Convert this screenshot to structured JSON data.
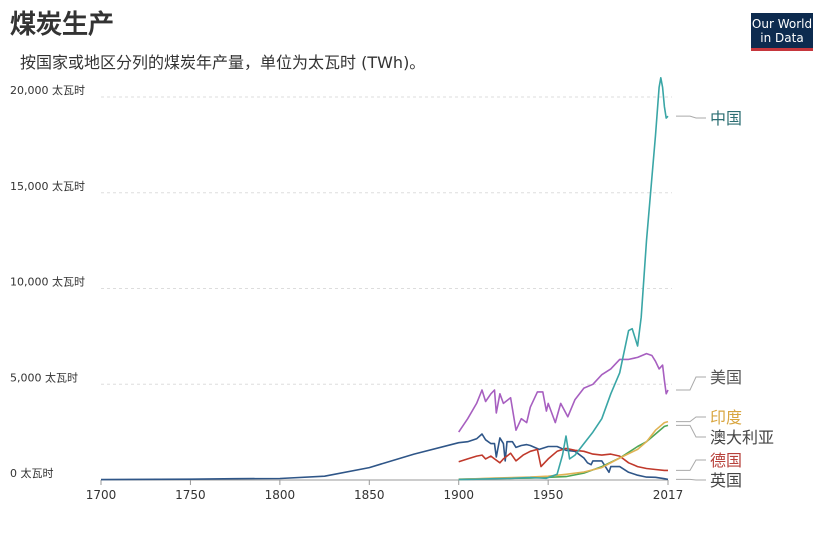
{
  "header": {
    "title": "煤炭生产",
    "subtitle": "按国家或地区分列的煤炭年产量，单位为太瓦时 (TWh)。",
    "logo_line1": "Our World",
    "logo_line2": "in Data"
  },
  "chart_data": {
    "type": "line",
    "title": "煤炭生产",
    "subtitle": "按国家或地区分列的煤炭年产量，单位为太瓦时 (TWh)。",
    "xlim": [
      1700,
      2017
    ],
    "ylim": [
      0,
      20000
    ],
    "x_ticks": [
      1700,
      1750,
      1800,
      1850,
      1900,
      1950,
      2017
    ],
    "x_tick_labels": [
      "1700",
      "1750",
      "1800",
      "1850",
      "1900",
      "1950",
      "2017"
    ],
    "y_ticks": [
      0,
      5000,
      10000,
      15000,
      20000
    ],
    "y_tick_labels": [
      "0 太瓦时",
      "5,000 太瓦时",
      "10,000 太瓦时",
      "15,000 太瓦时",
      "20,000 太瓦时"
    ],
    "grid": "horizontal dashed",
    "series": [
      {
        "name": "中国",
        "color": "#3aa6a6",
        "label_color": "#2c6e73",
        "points": [
          [
            1900,
            20
          ],
          [
            1910,
            40
          ],
          [
            1920,
            70
          ],
          [
            1930,
            90
          ],
          [
            1940,
            130
          ],
          [
            1949,
            90
          ],
          [
            1955,
            300
          ],
          [
            1958,
            1300
          ],
          [
            1960,
            2300
          ],
          [
            1962,
            1100
          ],
          [
            1965,
            1300
          ],
          [
            1970,
            1900
          ],
          [
            1975,
            2500
          ],
          [
            1980,
            3200
          ],
          [
            1985,
            4500
          ],
          [
            1990,
            5600
          ],
          [
            1995,
            7800
          ],
          [
            1997,
            7900
          ],
          [
            2000,
            7000
          ],
          [
            2002,
            8500
          ],
          [
            2005,
            12500
          ],
          [
            2008,
            15800
          ],
          [
            2010,
            18000
          ],
          [
            2012,
            20500
          ],
          [
            2013,
            21000
          ],
          [
            2014,
            20500
          ],
          [
            2015,
            19500
          ],
          [
            2016,
            18900
          ],
          [
            2017,
            19000
          ]
        ]
      },
      {
        "name": "美国",
        "color": "#a75fc0",
        "label_color": "#555555",
        "points": [
          [
            1900,
            2500
          ],
          [
            1905,
            3200
          ],
          [
            1910,
            4000
          ],
          [
            1913,
            4700
          ],
          [
            1915,
            4100
          ],
          [
            1918,
            4500
          ],
          [
            1920,
            4700
          ],
          [
            1921,
            3500
          ],
          [
            1923,
            4500
          ],
          [
            1925,
            4000
          ],
          [
            1929,
            4300
          ],
          [
            1932,
            2600
          ],
          [
            1935,
            3200
          ],
          [
            1938,
            3000
          ],
          [
            1940,
            3800
          ],
          [
            1944,
            4600
          ],
          [
            1947,
            4600
          ],
          [
            1949,
            3600
          ],
          [
            1950,
            4000
          ],
          [
            1954,
            3000
          ],
          [
            1957,
            4000
          ],
          [
            1961,
            3300
          ],
          [
            1965,
            4200
          ],
          [
            1970,
            4800
          ],
          [
            1975,
            5000
          ],
          [
            1980,
            5500
          ],
          [
            1985,
            5800
          ],
          [
            1990,
            6300
          ],
          [
            1995,
            6300
          ],
          [
            2000,
            6400
          ],
          [
            2005,
            6600
          ],
          [
            2008,
            6500
          ],
          [
            2010,
            6200
          ],
          [
            2012,
            5800
          ],
          [
            2014,
            6000
          ],
          [
            2015,
            5200
          ],
          [
            2016,
            4500
          ],
          [
            2017,
            4700
          ]
        ]
      },
      {
        "name": "印度",
        "color": "#e0b253",
        "label_color": "#d9a640",
        "points": [
          [
            1900,
            30
          ],
          [
            1920,
            100
          ],
          [
            1940,
            150
          ],
          [
            1950,
            200
          ],
          [
            1960,
            300
          ],
          [
            1970,
            420
          ],
          [
            1980,
            650
          ],
          [
            1990,
            1150
          ],
          [
            2000,
            1600
          ],
          [
            2005,
            2000
          ],
          [
            2010,
            2600
          ],
          [
            2015,
            3000
          ],
          [
            2017,
            3050
          ]
        ]
      },
      {
        "name": "澳大利亚",
        "color": "#4fa656",
        "label_color": "#444444",
        "points": [
          [
            1900,
            40
          ],
          [
            1920,
            80
          ],
          [
            1940,
            100
          ],
          [
            1950,
            140
          ],
          [
            1960,
            180
          ],
          [
            1970,
            360
          ],
          [
            1980,
            700
          ],
          [
            1990,
            1150
          ],
          [
            2000,
            1750
          ],
          [
            2005,
            2000
          ],
          [
            2010,
            2400
          ],
          [
            2015,
            2800
          ],
          [
            2017,
            2850
          ]
        ]
      },
      {
        "name": "德国",
        "color": "#c0392b",
        "label_color": "#b7413b",
        "points": [
          [
            1900,
            950
          ],
          [
            1905,
            1100
          ],
          [
            1910,
            1250
          ],
          [
            1913,
            1300
          ],
          [
            1915,
            1100
          ],
          [
            1918,
            1250
          ],
          [
            1920,
            1100
          ],
          [
            1923,
            900
          ],
          [
            1925,
            1100
          ],
          [
            1929,
            1400
          ],
          [
            1932,
            1000
          ],
          [
            1936,
            1300
          ],
          [
            1940,
            1500
          ],
          [
            1944,
            1600
          ],
          [
            1946,
            700
          ],
          [
            1950,
            1100
          ],
          [
            1955,
            1500
          ],
          [
            1960,
            1650
          ],
          [
            1965,
            1550
          ],
          [
            1970,
            1500
          ],
          [
            1975,
            1350
          ],
          [
            1980,
            1300
          ],
          [
            1985,
            1350
          ],
          [
            1990,
            1250
          ],
          [
            1995,
            900
          ],
          [
            2000,
            700
          ],
          [
            2005,
            600
          ],
          [
            2010,
            550
          ],
          [
            2015,
            500
          ],
          [
            2017,
            500
          ]
        ]
      },
      {
        "name": "英国",
        "color": "#2f5688",
        "label_color": "#444444",
        "points": [
          [
            1700,
            20
          ],
          [
            1750,
            40
          ],
          [
            1775,
            70
          ],
          [
            1800,
            80
          ],
          [
            1825,
            200
          ],
          [
            1850,
            650
          ],
          [
            1875,
            1350
          ],
          [
            1900,
            1950
          ],
          [
            1905,
            2000
          ],
          [
            1910,
            2150
          ],
          [
            1913,
            2400
          ],
          [
            1915,
            2100
          ],
          [
            1918,
            1900
          ],
          [
            1920,
            1900
          ],
          [
            1921,
            1200
          ],
          [
            1923,
            2200
          ],
          [
            1925,
            1900
          ],
          [
            1926,
            1000
          ],
          [
            1927,
            2000
          ],
          [
            1930,
            2000
          ],
          [
            1932,
            1700
          ],
          [
            1935,
            1800
          ],
          [
            1938,
            1850
          ],
          [
            1940,
            1800
          ],
          [
            1945,
            1600
          ],
          [
            1950,
            1750
          ],
          [
            1955,
            1750
          ],
          [
            1960,
            1550
          ],
          [
            1965,
            1500
          ],
          [
            1970,
            1150
          ],
          [
            1972,
            900
          ],
          [
            1974,
            800
          ],
          [
            1975,
            1000
          ],
          [
            1980,
            1000
          ],
          [
            1984,
            400
          ],
          [
            1985,
            700
          ],
          [
            1990,
            700
          ],
          [
            1995,
            400
          ],
          [
            2000,
            250
          ],
          [
            2005,
            150
          ],
          [
            2010,
            140
          ],
          [
            2015,
            70
          ],
          [
            2017,
            30
          ]
        ]
      }
    ]
  }
}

####################

Reproduce all of the entries word for word, skipping any pictures they hold.

EXERCISE ANSWER
Convert this screenshot to structured JSON data.
{
  "header": {
    "title": "煤炭生产",
    "subtitle": "按国家或地区分列的煤炭年产量，单位为太瓦时 (TWh)。",
    "logo_line1": "Our World",
    "logo_line2": "in Data"
  },
  "chart_data": {
    "type": "line",
    "title": "煤炭生产",
    "subtitle": "按国家或地区分列的煤炭年产量，单位为太瓦时 (TWh)。",
    "xlim": [
      1700,
      2017
    ],
    "ylim": [
      0,
      20000
    ],
    "x_ticks": [
      1700,
      1750,
      1800,
      1850,
      1900,
      1950,
      2017
    ],
    "x_tick_labels": [
      "1700",
      "1750",
      "1800",
      "1850",
      "1900",
      "1950",
      "2017"
    ],
    "y_ticks": [
      0,
      5000,
      10000,
      15000,
      20000
    ],
    "y_tick_labels": [
      "0 太瓦时",
      "5,000 太瓦时",
      "10,000 太瓦时",
      "15,000 太瓦时",
      "20,000 太瓦时"
    ],
    "grid": "horizontal dashed",
    "series": [
      {
        "name": "中国",
        "color": "#3aa6a6",
        "label_color": "#2c6e73",
        "points": [
          [
            1900,
            20
          ],
          [
            1910,
            40
          ],
          [
            1920,
            70
          ],
          [
            1930,
            90
          ],
          [
            1940,
            130
          ],
          [
            1949,
            90
          ],
          [
            1955,
            300
          ],
          [
            1958,
            1300
          ],
          [
            1960,
            2300
          ],
          [
            1962,
            1100
          ],
          [
            1965,
            1300
          ],
          [
            1970,
            1900
          ],
          [
            1975,
            2500
          ],
          [
            1980,
            3200
          ],
          [
            1985,
            4500
          ],
          [
            1990,
            5600
          ],
          [
            1995,
            7800
          ],
          [
            1997,
            7900
          ],
          [
            2000,
            7000
          ],
          [
            2002,
            8500
          ],
          [
            2005,
            12500
          ],
          [
            2008,
            15800
          ],
          [
            2010,
            18000
          ],
          [
            2012,
            20500
          ],
          [
            2013,
            21000
          ],
          [
            2014,
            20500
          ],
          [
            2015,
            19500
          ],
          [
            2016,
            18900
          ],
          [
            2017,
            19000
          ]
        ]
      },
      {
        "name": "美国",
        "color": "#a75fc0",
        "label_color": "#555555",
        "points": [
          [
            1900,
            2500
          ],
          [
            1905,
            3200
          ],
          [
            1910,
            4000
          ],
          [
            1913,
            4700
          ],
          [
            1915,
            4100
          ],
          [
            1918,
            4500
          ],
          [
            1920,
            4700
          ],
          [
            1921,
            3500
          ],
          [
            1923,
            4500
          ],
          [
            1925,
            4000
          ],
          [
            1929,
            4300
          ],
          [
            1932,
            2600
          ],
          [
            1935,
            3200
          ],
          [
            1938,
            3000
          ],
          [
            1940,
            3800
          ],
          [
            1944,
            4600
          ],
          [
            1947,
            4600
          ],
          [
            1949,
            3600
          ],
          [
            1950,
            4000
          ],
          [
            1954,
            3000
          ],
          [
            1957,
            4000
          ],
          [
            1961,
            3300
          ],
          [
            1965,
            4200
          ],
          [
            1970,
            4800
          ],
          [
            1975,
            5000
          ],
          [
            1980,
            5500
          ],
          [
            1985,
            5800
          ],
          [
            1990,
            6300
          ],
          [
            1995,
            6300
          ],
          [
            2000,
            6400
          ],
          [
            2005,
            6600
          ],
          [
            2008,
            6500
          ],
          [
            2010,
            6200
          ],
          [
            2012,
            5800
          ],
          [
            2014,
            6000
          ],
          [
            2015,
            5200
          ],
          [
            2016,
            4500
          ],
          [
            2017,
            4700
          ]
        ]
      },
      {
        "name": "印度",
        "color": "#e0b253",
        "label_color": "#d9a640",
        "points": [
          [
            1900,
            30
          ],
          [
            1920,
            100
          ],
          [
            1940,
            150
          ],
          [
            1950,
            200
          ],
          [
            1960,
            300
          ],
          [
            1970,
            420
          ],
          [
            1980,
            650
          ],
          [
            1990,
            1150
          ],
          [
            2000,
            1600
          ],
          [
            2005,
            2000
          ],
          [
            2010,
            2600
          ],
          [
            2015,
            3000
          ],
          [
            2017,
            3050
          ]
        ]
      },
      {
        "name": "澳大利亚",
        "color": "#4fa656",
        "label_color": "#444444",
        "points": [
          [
            1900,
            40
          ],
          [
            1920,
            80
          ],
          [
            1940,
            100
          ],
          [
            1950,
            140
          ],
          [
            1960,
            180
          ],
          [
            1970,
            360
          ],
          [
            1980,
            700
          ],
          [
            1990,
            1150
          ],
          [
            2000,
            1750
          ],
          [
            2005,
            2000
          ],
          [
            2010,
            2400
          ],
          [
            2015,
            2800
          ],
          [
            2017,
            2850
          ]
        ]
      },
      {
        "name": "德国",
        "color": "#c0392b",
        "label_color": "#b7413b",
        "points": [
          [
            1900,
            950
          ],
          [
            1905,
            1100
          ],
          [
            1910,
            1250
          ],
          [
            1913,
            1300
          ],
          [
            1915,
            1100
          ],
          [
            1918,
            1250
          ],
          [
            1920,
            1100
          ],
          [
            1923,
            900
          ],
          [
            1925,
            1100
          ],
          [
            1929,
            1400
          ],
          [
            1932,
            1000
          ],
          [
            1936,
            1300
          ],
          [
            1940,
            1500
          ],
          [
            1944,
            1600
          ],
          [
            1946,
            700
          ],
          [
            1950,
            1100
          ],
          [
            1955,
            1500
          ],
          [
            1960,
            1650
          ],
          [
            1965,
            1550
          ],
          [
            1970,
            1500
          ],
          [
            1975,
            1350
          ],
          [
            1980,
            1300
          ],
          [
            1985,
            1350
          ],
          [
            1990,
            1250
          ],
          [
            1995,
            900
          ],
          [
            2000,
            700
          ],
          [
            2005,
            600
          ],
          [
            2010,
            550
          ],
          [
            2015,
            500
          ],
          [
            2017,
            500
          ]
        ]
      },
      {
        "name": "英国",
        "color": "#2f5688",
        "label_color": "#444444",
        "points": [
          [
            1700,
            20
          ],
          [
            1750,
            40
          ],
          [
            1775,
            70
          ],
          [
            1800,
            80
          ],
          [
            1825,
            200
          ],
          [
            1850,
            650
          ],
          [
            1875,
            1350
          ],
          [
            1900,
            1950
          ],
          [
            1905,
            2000
          ],
          [
            1910,
            2150
          ],
          [
            1913,
            2400
          ],
          [
            1915,
            2100
          ],
          [
            1918,
            1900
          ],
          [
            1920,
            1900
          ],
          [
            1921,
            1200
          ],
          [
            1923,
            2200
          ],
          [
            1925,
            1900
          ],
          [
            1926,
            1000
          ],
          [
            1927,
            2000
          ],
          [
            1930,
            2000
          ],
          [
            1932,
            1700
          ],
          [
            1935,
            1800
          ],
          [
            1938,
            1850
          ],
          [
            1940,
            1800
          ],
          [
            1945,
            1600
          ],
          [
            1950,
            1750
          ],
          [
            1955,
            1750
          ],
          [
            1960,
            1550
          ],
          [
            1965,
            1500
          ],
          [
            1970,
            1150
          ],
          [
            1972,
            900
          ],
          [
            1974,
            800
          ],
          [
            1975,
            1000
          ],
          [
            1980,
            1000
          ],
          [
            1984,
            400
          ],
          [
            1985,
            700
          ],
          [
            1990,
            700
          ],
          [
            1995,
            400
          ],
          [
            2000,
            250
          ],
          [
            2005,
            150
          ],
          [
            2010,
            140
          ],
          [
            2015,
            70
          ],
          [
            2017,
            30
          ]
        ]
      }
    ]
  }
}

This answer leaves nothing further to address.